*Task*
Find the lines with "text" in them and copy them out.

**** Record list

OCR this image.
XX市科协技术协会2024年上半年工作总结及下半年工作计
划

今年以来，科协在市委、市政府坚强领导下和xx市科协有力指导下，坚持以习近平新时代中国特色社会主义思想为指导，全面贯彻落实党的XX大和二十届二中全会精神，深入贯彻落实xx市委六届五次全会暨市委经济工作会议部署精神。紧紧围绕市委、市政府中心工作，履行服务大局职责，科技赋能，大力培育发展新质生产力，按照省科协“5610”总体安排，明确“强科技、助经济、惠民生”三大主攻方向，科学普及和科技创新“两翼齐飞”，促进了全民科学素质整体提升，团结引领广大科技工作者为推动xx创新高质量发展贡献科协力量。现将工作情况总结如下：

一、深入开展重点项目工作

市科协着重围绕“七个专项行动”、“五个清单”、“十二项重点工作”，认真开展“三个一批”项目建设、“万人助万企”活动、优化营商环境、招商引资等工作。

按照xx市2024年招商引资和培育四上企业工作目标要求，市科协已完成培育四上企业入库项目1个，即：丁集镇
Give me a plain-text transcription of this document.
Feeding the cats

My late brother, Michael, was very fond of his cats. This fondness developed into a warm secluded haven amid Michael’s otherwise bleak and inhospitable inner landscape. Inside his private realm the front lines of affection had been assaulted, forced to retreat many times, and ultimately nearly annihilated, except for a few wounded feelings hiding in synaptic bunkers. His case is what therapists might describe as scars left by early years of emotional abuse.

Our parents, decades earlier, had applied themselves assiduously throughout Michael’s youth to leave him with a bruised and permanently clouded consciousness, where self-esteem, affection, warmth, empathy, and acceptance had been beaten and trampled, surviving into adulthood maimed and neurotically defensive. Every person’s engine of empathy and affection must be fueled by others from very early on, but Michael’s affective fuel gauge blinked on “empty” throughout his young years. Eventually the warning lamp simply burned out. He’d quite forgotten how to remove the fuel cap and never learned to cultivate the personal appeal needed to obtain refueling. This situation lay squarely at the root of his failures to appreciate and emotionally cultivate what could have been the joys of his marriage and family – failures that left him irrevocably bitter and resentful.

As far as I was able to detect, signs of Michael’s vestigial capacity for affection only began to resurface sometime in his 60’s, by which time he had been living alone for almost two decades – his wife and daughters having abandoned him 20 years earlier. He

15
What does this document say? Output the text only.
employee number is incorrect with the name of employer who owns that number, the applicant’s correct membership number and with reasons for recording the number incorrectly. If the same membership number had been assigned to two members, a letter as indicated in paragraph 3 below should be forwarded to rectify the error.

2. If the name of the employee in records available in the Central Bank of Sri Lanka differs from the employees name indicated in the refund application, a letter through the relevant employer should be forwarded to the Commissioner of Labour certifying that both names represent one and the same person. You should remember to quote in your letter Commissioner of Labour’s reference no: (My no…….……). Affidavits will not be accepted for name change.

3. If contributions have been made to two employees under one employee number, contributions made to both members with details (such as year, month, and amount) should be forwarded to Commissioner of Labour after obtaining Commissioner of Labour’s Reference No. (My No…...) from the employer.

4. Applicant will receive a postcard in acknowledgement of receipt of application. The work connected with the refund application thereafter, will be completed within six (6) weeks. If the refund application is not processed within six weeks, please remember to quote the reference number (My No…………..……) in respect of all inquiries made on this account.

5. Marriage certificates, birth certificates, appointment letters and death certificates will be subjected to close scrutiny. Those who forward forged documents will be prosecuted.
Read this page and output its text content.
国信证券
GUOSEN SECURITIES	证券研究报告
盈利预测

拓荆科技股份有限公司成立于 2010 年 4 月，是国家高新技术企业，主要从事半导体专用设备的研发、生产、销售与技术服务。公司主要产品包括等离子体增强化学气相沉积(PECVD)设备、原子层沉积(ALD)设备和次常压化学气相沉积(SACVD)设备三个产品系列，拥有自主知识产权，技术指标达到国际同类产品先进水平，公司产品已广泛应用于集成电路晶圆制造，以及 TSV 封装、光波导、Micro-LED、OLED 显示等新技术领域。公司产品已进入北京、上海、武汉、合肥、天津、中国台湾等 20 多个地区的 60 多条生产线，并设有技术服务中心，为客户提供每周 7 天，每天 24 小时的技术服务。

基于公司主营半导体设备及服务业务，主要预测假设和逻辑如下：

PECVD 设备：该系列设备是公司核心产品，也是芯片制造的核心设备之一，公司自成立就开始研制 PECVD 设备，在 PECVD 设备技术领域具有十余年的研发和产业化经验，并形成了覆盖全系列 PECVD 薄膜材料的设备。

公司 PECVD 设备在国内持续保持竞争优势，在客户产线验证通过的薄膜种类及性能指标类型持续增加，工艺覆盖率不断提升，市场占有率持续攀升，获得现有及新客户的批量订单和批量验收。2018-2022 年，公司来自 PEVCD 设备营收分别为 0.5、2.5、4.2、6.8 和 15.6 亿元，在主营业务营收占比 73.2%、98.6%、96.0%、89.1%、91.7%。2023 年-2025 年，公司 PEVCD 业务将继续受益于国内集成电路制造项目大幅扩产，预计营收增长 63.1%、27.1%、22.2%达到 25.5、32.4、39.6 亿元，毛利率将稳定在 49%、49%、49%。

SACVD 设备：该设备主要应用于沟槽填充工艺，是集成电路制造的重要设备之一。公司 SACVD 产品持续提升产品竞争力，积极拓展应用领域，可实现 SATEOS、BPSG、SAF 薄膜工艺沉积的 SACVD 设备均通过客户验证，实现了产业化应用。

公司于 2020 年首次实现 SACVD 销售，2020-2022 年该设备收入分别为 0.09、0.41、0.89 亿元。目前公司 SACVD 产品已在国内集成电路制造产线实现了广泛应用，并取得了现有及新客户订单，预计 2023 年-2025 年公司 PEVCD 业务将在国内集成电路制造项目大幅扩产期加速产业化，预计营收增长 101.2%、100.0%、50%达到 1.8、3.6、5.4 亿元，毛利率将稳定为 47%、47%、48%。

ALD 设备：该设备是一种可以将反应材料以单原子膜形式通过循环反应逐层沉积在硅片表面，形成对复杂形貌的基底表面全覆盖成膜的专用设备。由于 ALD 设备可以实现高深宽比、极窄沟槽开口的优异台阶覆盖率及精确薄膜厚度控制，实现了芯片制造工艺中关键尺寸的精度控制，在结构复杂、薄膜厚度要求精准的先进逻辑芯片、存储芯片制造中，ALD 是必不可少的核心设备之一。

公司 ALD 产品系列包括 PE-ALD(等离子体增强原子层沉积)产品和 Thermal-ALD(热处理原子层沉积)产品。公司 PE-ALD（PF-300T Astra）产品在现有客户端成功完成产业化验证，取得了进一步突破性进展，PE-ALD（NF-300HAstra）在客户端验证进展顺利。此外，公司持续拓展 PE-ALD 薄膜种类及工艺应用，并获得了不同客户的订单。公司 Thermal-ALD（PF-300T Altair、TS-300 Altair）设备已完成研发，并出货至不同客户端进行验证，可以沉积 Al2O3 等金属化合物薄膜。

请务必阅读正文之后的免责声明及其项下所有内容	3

********

*Answer to the task*
Give me a plain-text transcription of this document.
What does this document say? Output the text only.
Read this page and output its text content.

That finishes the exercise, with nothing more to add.